• _Do this_
Give an exact transcription of every line, dropping the images.

• _Information supplied_

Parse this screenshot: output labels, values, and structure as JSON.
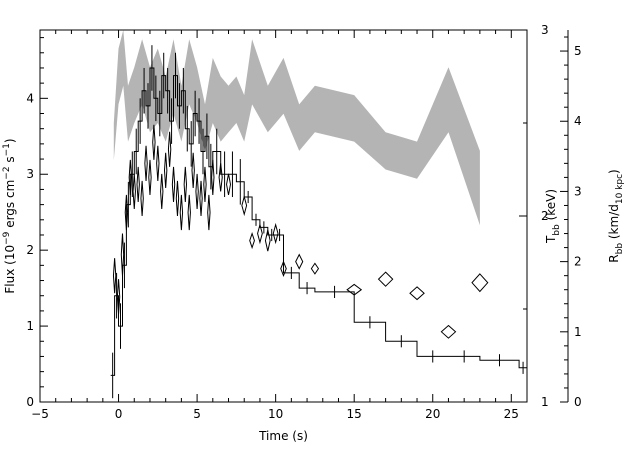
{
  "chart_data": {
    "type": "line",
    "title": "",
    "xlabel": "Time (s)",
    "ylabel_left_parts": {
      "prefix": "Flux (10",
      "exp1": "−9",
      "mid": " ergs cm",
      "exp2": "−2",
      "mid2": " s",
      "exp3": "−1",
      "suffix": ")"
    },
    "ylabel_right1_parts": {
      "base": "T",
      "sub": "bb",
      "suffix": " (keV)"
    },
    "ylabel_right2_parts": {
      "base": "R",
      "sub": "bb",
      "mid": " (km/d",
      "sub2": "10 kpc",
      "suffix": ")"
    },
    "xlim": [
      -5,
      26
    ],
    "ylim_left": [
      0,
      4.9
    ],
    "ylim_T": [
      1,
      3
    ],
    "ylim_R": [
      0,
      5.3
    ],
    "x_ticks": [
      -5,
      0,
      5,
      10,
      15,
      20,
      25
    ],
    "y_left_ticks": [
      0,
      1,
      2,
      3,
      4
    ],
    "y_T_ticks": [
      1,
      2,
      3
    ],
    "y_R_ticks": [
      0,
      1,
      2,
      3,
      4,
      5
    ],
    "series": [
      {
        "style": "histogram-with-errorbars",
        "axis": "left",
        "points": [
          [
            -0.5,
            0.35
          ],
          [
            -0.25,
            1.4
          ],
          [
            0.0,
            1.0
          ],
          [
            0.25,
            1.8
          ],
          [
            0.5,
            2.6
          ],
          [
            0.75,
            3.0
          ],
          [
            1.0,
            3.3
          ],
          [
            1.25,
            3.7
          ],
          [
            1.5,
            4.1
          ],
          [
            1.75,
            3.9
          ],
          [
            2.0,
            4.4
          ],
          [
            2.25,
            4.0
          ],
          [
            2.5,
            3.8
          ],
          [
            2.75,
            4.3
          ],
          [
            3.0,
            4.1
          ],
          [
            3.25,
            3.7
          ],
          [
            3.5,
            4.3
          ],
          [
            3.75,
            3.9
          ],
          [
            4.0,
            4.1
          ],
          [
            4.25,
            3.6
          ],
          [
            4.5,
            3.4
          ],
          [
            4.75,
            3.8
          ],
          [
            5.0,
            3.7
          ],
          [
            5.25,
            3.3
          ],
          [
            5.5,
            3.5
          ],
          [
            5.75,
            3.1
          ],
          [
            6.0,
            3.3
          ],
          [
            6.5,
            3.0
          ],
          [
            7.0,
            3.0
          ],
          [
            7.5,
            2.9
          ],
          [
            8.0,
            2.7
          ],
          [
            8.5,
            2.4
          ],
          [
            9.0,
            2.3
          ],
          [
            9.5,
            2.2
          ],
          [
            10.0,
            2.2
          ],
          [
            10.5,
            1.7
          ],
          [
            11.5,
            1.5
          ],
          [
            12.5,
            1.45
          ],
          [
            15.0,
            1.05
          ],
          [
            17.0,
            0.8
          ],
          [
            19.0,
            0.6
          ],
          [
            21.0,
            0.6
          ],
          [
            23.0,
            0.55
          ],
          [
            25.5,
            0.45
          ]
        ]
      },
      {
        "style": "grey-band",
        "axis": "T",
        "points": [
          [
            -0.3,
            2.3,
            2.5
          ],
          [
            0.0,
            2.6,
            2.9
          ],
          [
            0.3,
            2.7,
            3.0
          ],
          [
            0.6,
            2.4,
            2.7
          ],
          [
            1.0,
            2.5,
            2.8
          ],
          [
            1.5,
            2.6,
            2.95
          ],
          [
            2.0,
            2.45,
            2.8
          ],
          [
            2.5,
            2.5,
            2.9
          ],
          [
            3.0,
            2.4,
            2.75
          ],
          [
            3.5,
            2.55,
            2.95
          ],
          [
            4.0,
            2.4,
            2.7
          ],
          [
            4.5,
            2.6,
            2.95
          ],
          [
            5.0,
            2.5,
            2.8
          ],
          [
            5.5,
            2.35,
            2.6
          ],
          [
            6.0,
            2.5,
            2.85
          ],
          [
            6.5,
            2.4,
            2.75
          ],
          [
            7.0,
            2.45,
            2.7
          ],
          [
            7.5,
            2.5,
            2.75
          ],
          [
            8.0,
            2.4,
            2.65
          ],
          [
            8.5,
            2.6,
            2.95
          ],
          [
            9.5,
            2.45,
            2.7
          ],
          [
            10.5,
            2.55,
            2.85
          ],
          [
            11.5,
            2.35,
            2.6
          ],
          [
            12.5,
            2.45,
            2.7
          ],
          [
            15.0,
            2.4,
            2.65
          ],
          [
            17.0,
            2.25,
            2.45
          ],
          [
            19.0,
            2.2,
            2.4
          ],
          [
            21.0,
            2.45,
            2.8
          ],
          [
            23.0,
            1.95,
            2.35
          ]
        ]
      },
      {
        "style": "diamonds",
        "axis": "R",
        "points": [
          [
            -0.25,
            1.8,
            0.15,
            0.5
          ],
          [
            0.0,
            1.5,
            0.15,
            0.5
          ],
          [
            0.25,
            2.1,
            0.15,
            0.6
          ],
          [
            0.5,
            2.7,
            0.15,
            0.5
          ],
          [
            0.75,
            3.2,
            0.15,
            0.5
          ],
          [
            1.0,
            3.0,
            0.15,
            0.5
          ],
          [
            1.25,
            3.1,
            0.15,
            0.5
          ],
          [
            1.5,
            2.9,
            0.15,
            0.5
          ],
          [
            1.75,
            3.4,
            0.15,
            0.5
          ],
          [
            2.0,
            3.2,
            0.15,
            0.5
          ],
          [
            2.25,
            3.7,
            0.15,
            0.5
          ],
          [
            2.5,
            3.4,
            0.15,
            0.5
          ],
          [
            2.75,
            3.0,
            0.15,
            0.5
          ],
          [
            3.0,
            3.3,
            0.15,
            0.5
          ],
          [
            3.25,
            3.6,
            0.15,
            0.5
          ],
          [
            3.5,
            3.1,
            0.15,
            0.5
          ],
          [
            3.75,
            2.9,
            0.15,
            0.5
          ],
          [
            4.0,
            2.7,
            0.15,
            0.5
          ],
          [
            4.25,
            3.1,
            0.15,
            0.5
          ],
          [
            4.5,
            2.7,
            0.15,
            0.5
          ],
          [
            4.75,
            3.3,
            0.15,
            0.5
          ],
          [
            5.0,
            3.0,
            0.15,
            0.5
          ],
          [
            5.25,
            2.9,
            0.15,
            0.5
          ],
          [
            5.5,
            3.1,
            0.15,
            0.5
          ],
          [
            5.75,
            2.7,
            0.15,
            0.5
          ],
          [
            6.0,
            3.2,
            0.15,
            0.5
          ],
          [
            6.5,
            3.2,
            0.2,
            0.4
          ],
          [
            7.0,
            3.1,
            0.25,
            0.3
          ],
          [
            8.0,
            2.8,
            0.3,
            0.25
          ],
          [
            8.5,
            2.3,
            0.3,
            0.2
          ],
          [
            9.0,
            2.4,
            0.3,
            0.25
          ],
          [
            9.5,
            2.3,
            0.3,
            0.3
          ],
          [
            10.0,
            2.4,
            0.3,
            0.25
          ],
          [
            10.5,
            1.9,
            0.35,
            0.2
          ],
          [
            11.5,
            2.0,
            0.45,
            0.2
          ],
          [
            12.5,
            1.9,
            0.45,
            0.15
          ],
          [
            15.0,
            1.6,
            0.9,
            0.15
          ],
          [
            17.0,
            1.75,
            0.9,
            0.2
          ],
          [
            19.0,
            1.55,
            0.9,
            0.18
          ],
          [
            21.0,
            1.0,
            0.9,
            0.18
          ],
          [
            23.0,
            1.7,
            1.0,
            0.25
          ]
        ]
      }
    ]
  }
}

• _Response for this exercise_
Parse this screenshot: output labels, values, and structure as JSON.
{
  "chart_data": {
    "type": "line",
    "title": "",
    "xlabel": "Time (s)",
    "ylabel_left_parts": {
      "prefix": "Flux (10",
      "exp1": "−9",
      "mid": " ergs cm",
      "exp2": "−2",
      "mid2": " s",
      "exp3": "−1",
      "suffix": ")"
    },
    "ylabel_right1_parts": {
      "base": "T",
      "sub": "bb",
      "suffix": " (keV)"
    },
    "ylabel_right2_parts": {
      "base": "R",
      "sub": "bb",
      "mid": " (km/d",
      "sub2": "10 kpc",
      "suffix": ")"
    },
    "xlim": [
      -5,
      26
    ],
    "ylim_left": [
      0,
      4.9
    ],
    "ylim_T": [
      1,
      3
    ],
    "ylim_R": [
      0,
      5.3
    ],
    "x_ticks": [
      -5,
      0,
      5,
      10,
      15,
      20,
      25
    ],
    "y_left_ticks": [
      0,
      1,
      2,
      3,
      4
    ],
    "y_T_ticks": [
      1,
      2,
      3
    ],
    "y_R_ticks": [
      0,
      1,
      2,
      3,
      4,
      5
    ],
    "series": [
      {
        "style": "histogram-with-errorbars",
        "axis": "left",
        "points": [
          [
            -0.5,
            0.35
          ],
          [
            -0.25,
            1.4
          ],
          [
            0.0,
            1.0
          ],
          [
            0.25,
            1.8
          ],
          [
            0.5,
            2.6
          ],
          [
            0.75,
            3.0
          ],
          [
            1.0,
            3.3
          ],
          [
            1.25,
            3.7
          ],
          [
            1.5,
            4.1
          ],
          [
            1.75,
            3.9
          ],
          [
            2.0,
            4.4
          ],
          [
            2.25,
            4.0
          ],
          [
            2.5,
            3.8
          ],
          [
            2.75,
            4.3
          ],
          [
            3.0,
            4.1
          ],
          [
            3.25,
            3.7
          ],
          [
            3.5,
            4.3
          ],
          [
            3.75,
            3.9
          ],
          [
            4.0,
            4.1
          ],
          [
            4.25,
            3.6
          ],
          [
            4.5,
            3.4
          ],
          [
            4.75,
            3.8
          ],
          [
            5.0,
            3.7
          ],
          [
            5.25,
            3.3
          ],
          [
            5.5,
            3.5
          ],
          [
            5.75,
            3.1
          ],
          [
            6.0,
            3.3
          ],
          [
            6.5,
            3.0
          ],
          [
            7.0,
            3.0
          ],
          [
            7.5,
            2.9
          ],
          [
            8.0,
            2.7
          ],
          [
            8.5,
            2.4
          ],
          [
            9.0,
            2.3
          ],
          [
            9.5,
            2.2
          ],
          [
            10.0,
            2.2
          ],
          [
            10.5,
            1.7
          ],
          [
            11.5,
            1.5
          ],
          [
            12.5,
            1.45
          ],
          [
            15.0,
            1.05
          ],
          [
            17.0,
            0.8
          ],
          [
            19.0,
            0.6
          ],
          [
            21.0,
            0.6
          ],
          [
            23.0,
            0.55
          ],
          [
            25.5,
            0.45
          ]
        ]
      },
      {
        "style": "grey-band",
        "axis": "T",
        "points": [
          [
            -0.3,
            2.3,
            2.5
          ],
          [
            0.0,
            2.6,
            2.9
          ],
          [
            0.3,
            2.7,
            3.0
          ],
          [
            0.6,
            2.4,
            2.7
          ],
          [
            1.0,
            2.5,
            2.8
          ],
          [
            1.5,
            2.6,
            2.95
          ],
          [
            2.0,
            2.45,
            2.8
          ],
          [
            2.5,
            2.5,
            2.9
          ],
          [
            3.0,
            2.4,
            2.75
          ],
          [
            3.5,
            2.55,
            2.95
          ],
          [
            4.0,
            2.4,
            2.7
          ],
          [
            4.5,
            2.6,
            2.95
          ],
          [
            5.0,
            2.5,
            2.8
          ],
          [
            5.5,
            2.35,
            2.6
          ],
          [
            6.0,
            2.5,
            2.85
          ],
          [
            6.5,
            2.4,
            2.75
          ],
          [
            7.0,
            2.45,
            2.7
          ],
          [
            7.5,
            2.5,
            2.75
          ],
          [
            8.0,
            2.4,
            2.65
          ],
          [
            8.5,
            2.6,
            2.95
          ],
          [
            9.5,
            2.45,
            2.7
          ],
          [
            10.5,
            2.55,
            2.85
          ],
          [
            11.5,
            2.35,
            2.6
          ],
          [
            12.5,
            2.45,
            2.7
          ],
          [
            15.0,
            2.4,
            2.65
          ],
          [
            17.0,
            2.25,
            2.45
          ],
          [
            19.0,
            2.2,
            2.4
          ],
          [
            21.0,
            2.45,
            2.8
          ],
          [
            23.0,
            1.95,
            2.35
          ]
        ]
      },
      {
        "style": "diamonds",
        "axis": "R",
        "points": [
          [
            -0.25,
            1.8,
            0.15,
            0.5
          ],
          [
            0.0,
            1.5,
            0.15,
            0.5
          ],
          [
            0.25,
            2.1,
            0.15,
            0.6
          ],
          [
            0.5,
            2.7,
            0.15,
            0.5
          ],
          [
            0.75,
            3.2,
            0.15,
            0.5
          ],
          [
            1.0,
            3.0,
            0.15,
            0.5
          ],
          [
            1.25,
            3.1,
            0.15,
            0.5
          ],
          [
            1.5,
            2.9,
            0.15,
            0.5
          ],
          [
            1.75,
            3.4,
            0.15,
            0.5
          ],
          [
            2.0,
            3.2,
            0.15,
            0.5
          ],
          [
            2.25,
            3.7,
            0.15,
            0.5
          ],
          [
            2.5,
            3.4,
            0.15,
            0.5
          ],
          [
            2.75,
            3.0,
            0.15,
            0.5
          ],
          [
            3.0,
            3.3,
            0.15,
            0.5
          ],
          [
            3.25,
            3.6,
            0.15,
            0.5
          ],
          [
            3.5,
            3.1,
            0.15,
            0.5
          ],
          [
            3.75,
            2.9,
            0.15,
            0.5
          ],
          [
            4.0,
            2.7,
            0.15,
            0.5
          ],
          [
            4.25,
            3.1,
            0.15,
            0.5
          ],
          [
            4.5,
            2.7,
            0.15,
            0.5
          ],
          [
            4.75,
            3.3,
            0.15,
            0.5
          ],
          [
            5.0,
            3.0,
            0.15,
            0.5
          ],
          [
            5.25,
            2.9,
            0.15,
            0.5
          ],
          [
            5.5,
            3.1,
            0.15,
            0.5
          ],
          [
            5.75,
            2.7,
            0.15,
            0.5
          ],
          [
            6.0,
            3.2,
            0.15,
            0.5
          ],
          [
            6.5,
            3.2,
            0.2,
            0.4
          ],
          [
            7.0,
            3.1,
            0.25,
            0.3
          ],
          [
            8.0,
            2.8,
            0.3,
            0.25
          ],
          [
            8.5,
            2.3,
            0.3,
            0.2
          ],
          [
            9.0,
            2.4,
            0.3,
            0.25
          ],
          [
            9.5,
            2.3,
            0.3,
            0.3
          ],
          [
            10.0,
            2.4,
            0.3,
            0.25
          ],
          [
            10.5,
            1.9,
            0.35,
            0.2
          ],
          [
            11.5,
            2.0,
            0.45,
            0.2
          ],
          [
            12.5,
            1.9,
            0.45,
            0.15
          ],
          [
            15.0,
            1.6,
            0.9,
            0.15
          ],
          [
            17.0,
            1.75,
            0.9,
            0.2
          ],
          [
            19.0,
            1.55,
            0.9,
            0.18
          ],
          [
            21.0,
            1.0,
            0.9,
            0.18
          ],
          [
            23.0,
            1.7,
            1.0,
            0.25
          ]
        ]
      }
    ]
  }
}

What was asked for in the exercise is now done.